# [THE REQUEST]
Go through each line of the records below and count those with the word "Дубовый". Give only the count.

# [Lines of data]
--------------------------------------------------

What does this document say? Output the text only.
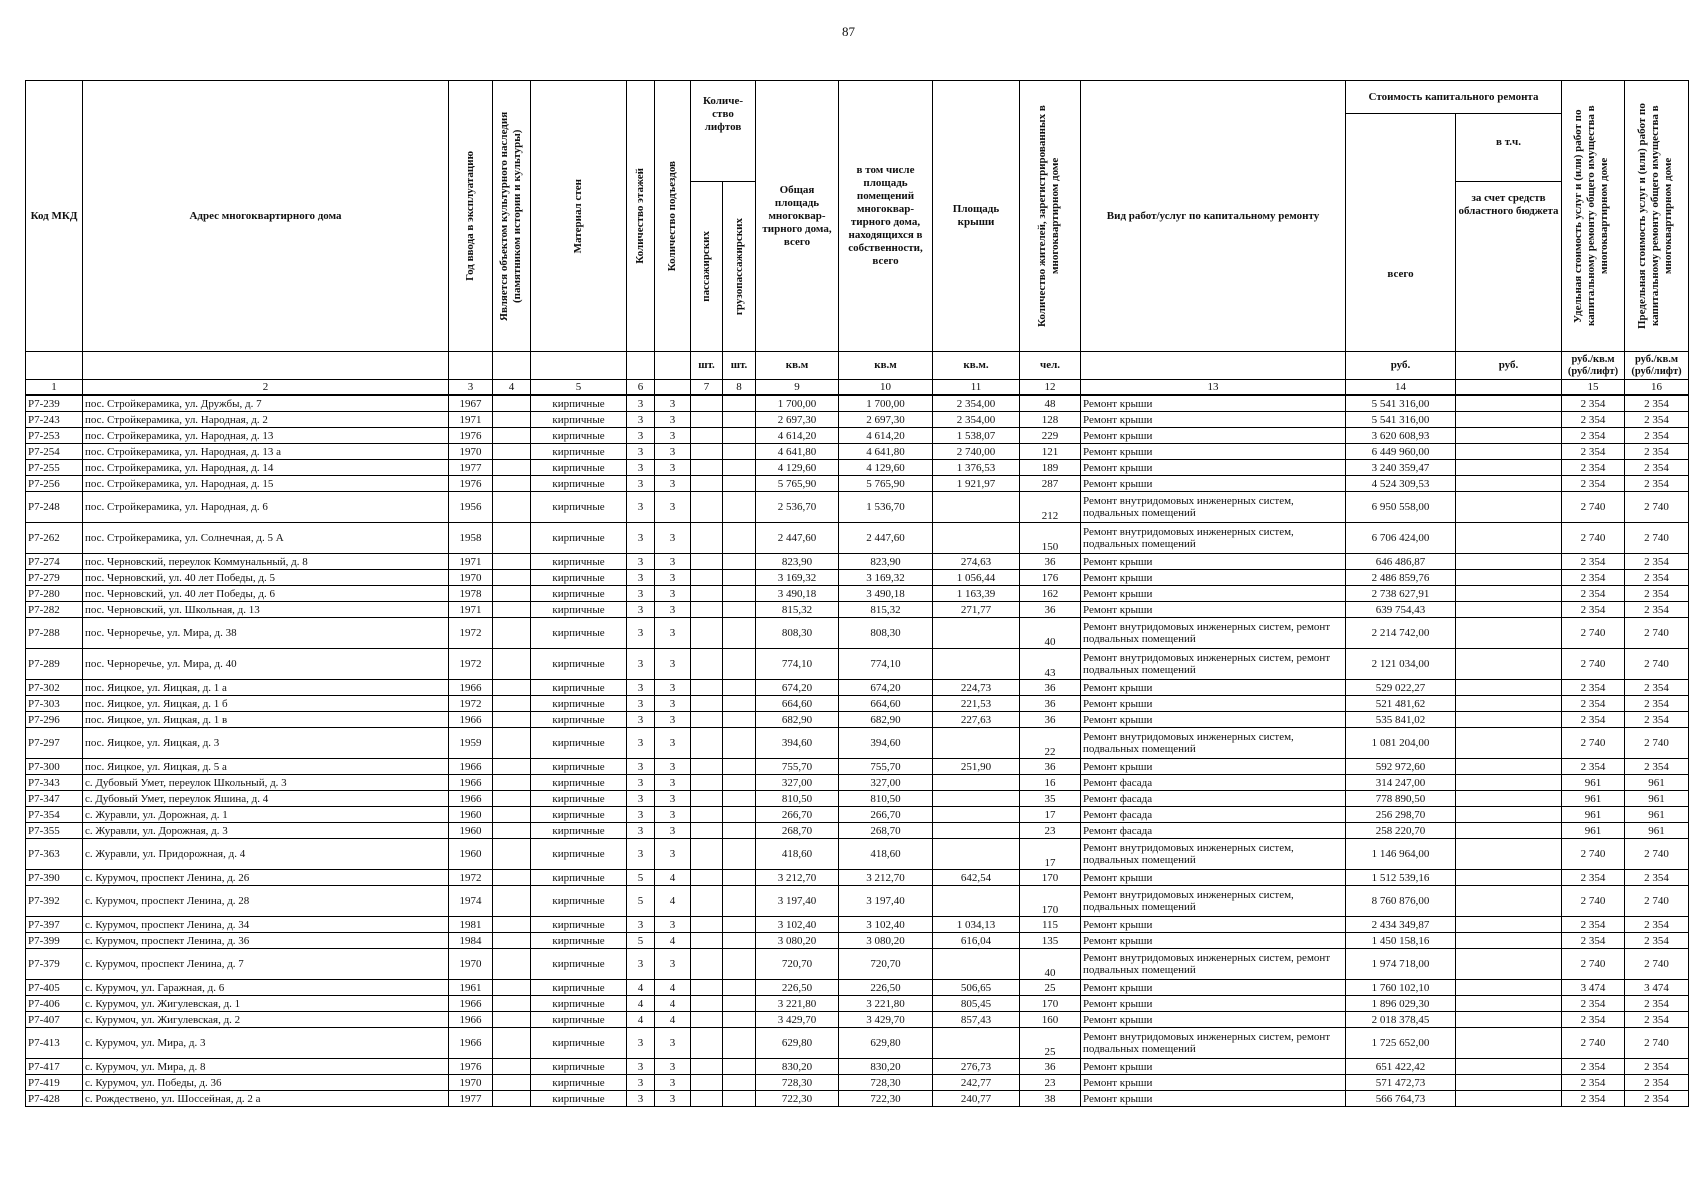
87
Код МКД	Адрес многоквартирного дома	Год ввода в эксплуатацию	Является объектом культурного наследия (памятником истории и культуры)	Материал стен	Количество этажей	Количество подъездов	Количе-ство лифтов		Общая площадь многоквар-тирного дома, всего	в том числе площадь помещений многоквар-тирного дома, находящихся в собственности, всего	Площадь крыши	Количество жителей, зарегистрированных в многоквартирном доме	Вид работ/услуг по капитальному ремонту	Стоимость капитального ремонта		Удельная стоимость услуг и (или) работ по капитальному ремонту общего имущества в многоквартирном доме	Предельная стоимость услуг и (или) работ по капитальному ремонту общего имущества в многоквартирном доме

														всего	в т.ч.		

							пассажирских	грузопассажирских							за счет средств областного бюджета		
							шт.	шт.	кв.м	кв.м	кв.м.	чел.		руб.	руб.	руб./кв.м (руб/лифт)	руб./кв.м (руб/лифт)
1	2	3	4	5	6		7	8	9	10	11	12	13	14		15	16
Р7-239	пос. Стройкерамика, ул. Дружбы, д. 7	1967		кирпичные	3	3			1 700,00	1 700,00	2 354,00	48	Ремонт крыши	5 541 316,00		2 354	2 354
Р7-243	пос. Стройкерамика, ул. Народная, д. 2	1971		кирпичные	3	3			2 697,30	2 697,30	2 354,00	128	Ремонт крыши	5 541 316,00		2 354	2 354
Р7-253	пос. Стройкерамика, ул. Народная, д. 13	1976		кирпичные	3	3			4 614,20	4 614,20	1 538,07	229	Ремонт крыши	3 620 608,93		2 354	2 354
Р7-254	пос. Стройкерамика, ул. Народная, д. 13 а	1970		кирпичные	3	3			4 641,80	4 641,80	2 740,00	121	Ремонт крыши	6 449 960,00		2 354	2 354
Р7-255	пос. Стройкерамика, ул. Народная, д. 14	1977		кирпичные	3	3			4 129,60	4 129,60	1 376,53	189	Ремонт крыши	3 240 359,47		2 354	2 354
Р7-256	пос. Стройкерамика, ул. Народная, д. 15	1976		кирпичные	3	3			5 765,90	5 765,90	1 921,97	287	Ремонт крыши	4 524 309,53		2 354	2 354
Р7-248	пос. Стройкерамика, ул. Народная, д. 6	1956		кирпичные	3	3			2 536,70	1 536,70		212	Ремонт внутридомовых инженерных систем, подвальных помещений	6 950 558,00		2 740	2 740
Р7-262	пос. Стройкерамика, ул. Солнечная, д. 5 А	1958		кирпичные	3	3			2 447,60	2 447,60		150	Ремонт внутридомовых инженерных систем, подвальных помещений	6 706 424,00		2 740	2 740
Р7-274	пос. Черновский, переулок Коммунальный, д. 8	1971		кирпичные	3	3			823,90	823,90	274,63	36	Ремонт крыши	646 486,87		2 354	2 354
Р7-279	пос. Черновский, ул. 40 лет Победы, д. 5	1970		кирпичные	3	3			3 169,32	3 169,32	1 056,44	176	Ремонт крыши	2 486 859,76		2 354	2 354
Р7-280	пос. Черновский, ул. 40 лет Победы, д. 6	1978		кирпичные	3	3			3 490,18	3 490,18	1 163,39	162	Ремонт крыши	2 738 627,91		2 354	2 354
Р7-282	пос. Черновский, ул. Школьная, д. 13	1971		кирпичные	3	3			815,32	815,32	271,77	36	Ремонт крыши	639 754,43		2 354	2 354
Р7-288	пос. Черноречье, ул. Мира, д. 38	1972		кирпичные	3	3			808,30	808,30		40	Ремонт внутридомовых инженерных систем, ремонт подвальных помещений	2 214 742,00		2 740	2 740
Р7-289	пос. Черноречье, ул. Мира, д. 40	1972		кирпичные	3	3			774,10	774,10		43	Ремонт внутридомовых инженерных систем, ремонт подвальных помещений	2 121 034,00		2 740	2 740
Р7-302	пос. Яицкое, ул. Яицкая, д. 1 а	1966		кирпичные	3	3			674,20	674,20	224,73	36	Ремонт крыши	529 022,27		2 354	2 354
Р7-303	пос. Яицкое, ул. Яицкая, д. 1 б	1972		кирпичные	3	3			664,60	664,60	221,53	36	Ремонт крыши	521 481,62		2 354	2 354
Р7-296	пос. Яицкое, ул. Яицкая, д. 1 в	1966		кирпичные	3	3			682,90	682,90	227,63	36	Ремонт крыши	535 841,02		2 354	2 354
Р7-297	пос. Яицкое, ул. Яицкая, д. 3	1959		кирпичные	3	3			394,60	394,60		22	Ремонт внутридомовых инженерных систем, подвальных помещений	1 081 204,00		2 740	2 740
Р7-300	пос. Яицкое, ул. Яицкая, д. 5 а	1966		кирпичные	3	3			755,70	755,70	251,90	36	Ремонт крыши	592 972,60		2 354	2 354
Р7-343	с. Дубовый Умет, переулок Школьный, д. 3	1966		кирпичные	3	3			327,00	327,00		16	Ремонт фасада	314 247,00		961	961
Р7-347	с. Дубовый Умет, переулок Яшина, д. 4	1966		кирпичные	3	3			810,50	810,50		35	Ремонт фасада	778 890,50		961	961
Р7-354	с. Журавли, ул. Дорожная, д. 1	1960		кирпичные	3	3			266,70	266,70		17	Ремонт фасада	256 298,70		961	961
Р7-355	с. Журавли, ул. Дорожная, д. 3	1960		кирпичные	3	3			268,70	268,70		23	Ремонт фасада	258 220,70		961	961
Р7-363	с. Журавли, ул. Придорожная, д. 4	1960		кирпичные	3	3			418,60	418,60		17	Ремонт внутридомовых инженерных систем, подвальных помещений	1 146 964,00		2 740	2 740
Р7-390	с. Курумоч, проспект Ленина, д. 26	1972		кирпичные	5	4			3 212,70	3 212,70	642,54	170	Ремонт крыши	1 512 539,16		2 354	2 354
Р7-392	с. Курумоч, проспект Ленина, д. 28	1974		кирпичные	5	4			3 197,40	3 197,40		170	Ремонт внутридомовых инженерных систем, подвальных помещений	8 760 876,00		2 740	2 740
Р7-397	с. Курумоч, проспект Ленина, д. 34	1981		кирпичные	3	3			3 102,40	3 102,40	1 034,13	115	Ремонт крыши	2 434 349,87		2 354	2 354
Р7-399	с. Курумоч, проспект Ленина, д. 36	1984		кирпичные	5	4			3 080,20	3 080,20	616,04	135	Ремонт крыши	1 450 158,16		2 354	2 354
Р7-379	с. Курумоч, проспект Ленина, д. 7	1970		кирпичные	3	3			720,70	720,70		40	Ремонт внутридомовых инженерных систем, ремонт подвальных помещений	1 974 718,00		2 740	2 740
Р7-405	с. Курумоч, ул. Гаражная, д. 6	1961		кирпичные	4	4			226,50	226,50	506,65	25	Ремонт крыши	1 760 102,10		3 474	3 474
Р7-406	с. Курумоч, ул. Жигулевская, д. 1	1966		кирпичные	4	4			3 221,80	3 221,80	805,45	170	Ремонт крыши	1 896 029,30		2 354	2 354
Р7-407	с. Курумоч, ул. Жигулевская, д. 2	1966		кирпичные	4	4			3 429,70	3 429,70	857,43	160	Ремонт крыши	2 018 378,45		2 354	2 354
Р7-413	с. Курумоч, ул. Мира, д. 3	1966		кирпичные	3	3			629,80	629,80		25	Ремонт внутридомовых инженерных систем, ремонт подвальных помещений	1 725 652,00		2 740	2 740
Р7-417	с. Курумоч, ул. Мира, д. 8	1976		кирпичные	3	3			830,20	830,20	276,73	36	Ремонт крыши	651 422,42		2 354	2 354
Р7-419	с. Курумоч, ул. Победы, д. 36	1970		кирпичные	3	3			728,30	728,30	242,77	23	Ремонт крыши	571 472,73		2 354	2 354
Р7-428	с. Рождествено, ул. Шоссейная, д. 2 а	1977		кирпичные	3	3			722,30	722,30	240,77	38	Ремонт крыши	566 764,73		2 354	2 354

--------------------------------------------------

# [PROBLEM SOLUTION]
2